• AIM
How many lines of these entries hold the string "labels"? Reply with the number alone.

• Data entries for graphics
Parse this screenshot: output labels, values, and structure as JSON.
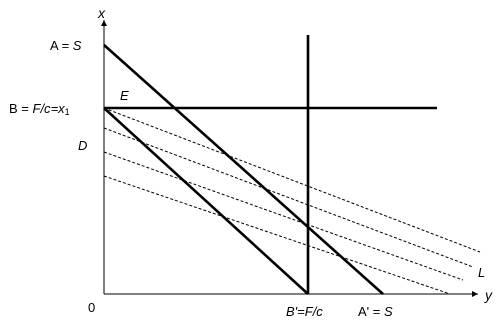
{
  "labels": {
    "x_axis": "x",
    "y_axis": "y",
    "origin": "0",
    "A_prefix": "A = ",
    "A_var": "S",
    "B_prefix": "B = ",
    "B_var": "F/c",
    "B_eq": "=x",
    "B_sub": "1",
    "E": "E",
    "D": "D",
    "L": "L",
    "Bp_prefix": "B'=",
    "Bp_var": "F/c",
    "Ap_prefix": "A' = ",
    "Ap_var": "S"
  },
  "colors": {
    "line": "#000000",
    "background": "#ffffff"
  }
}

• RESPONSE BELOW
2